- **Supplied material**:
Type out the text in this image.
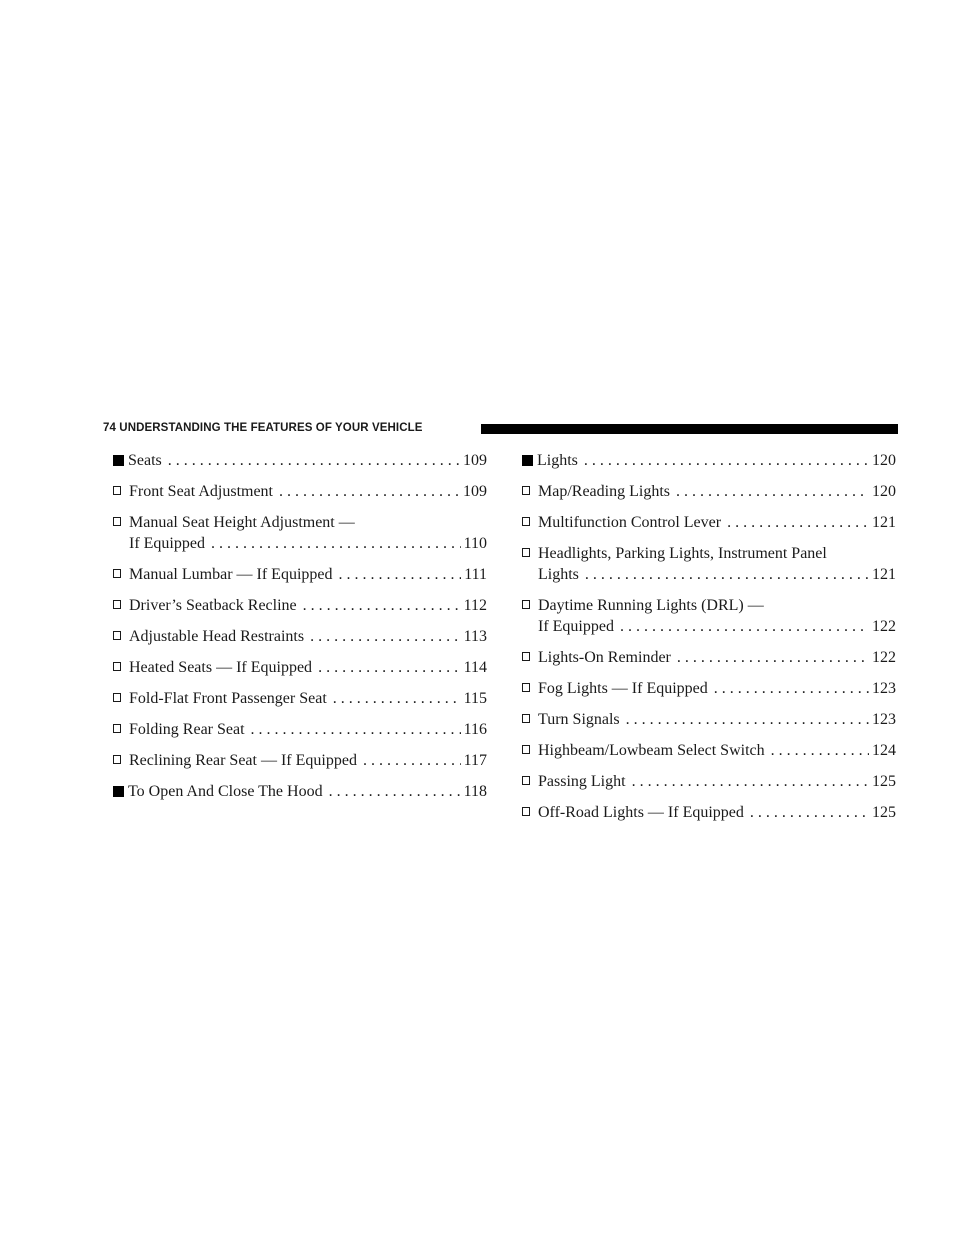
74 UNDERSTANDING THE FEATURES OF YOUR VEHICLE
Seats . . .	109
Front Seat Adjustment . . .	109
Manual Seat Height Adjustment —
If Equipped . . .	110
Manual Lumbar — If Equipped . . .	111
Driver’s Seatback Recline . . .	112
Adjustable Head Restraints . . .	113
Heated Seats — If Equipped . . .	114
Fold-Flat Front Passenger Seat . . .	115
Folding Rear Seat . . .	116
Reclining Rear Seat — If Equipped . . .	117
To Open And Close The Hood . . .	118
Lights . . .	120
Map/Reading Lights . . .	120
Multifunction Control Lever . . .	121
Headlights, Parking Lights, Instrument Panel
Lights . . .	121
Daytime Running Lights (DRL) —
If Equipped . . .	122
Lights-On Reminder . . .	122
Fog Lights — If Equipped . . .	123
Turn Signals . . .	123
Highbeam/Lowbeam Select Switch . . .	124
Passing Light . . .	125
Off-Road Lights — If Equipped . . .	125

- **Short problem**: Pull out every line of the records above that contains the word "Rear".

- **Worked solution**:
Folding Rear Seat . . .	116
Reclining Rear Seat — If Equipped . . .	117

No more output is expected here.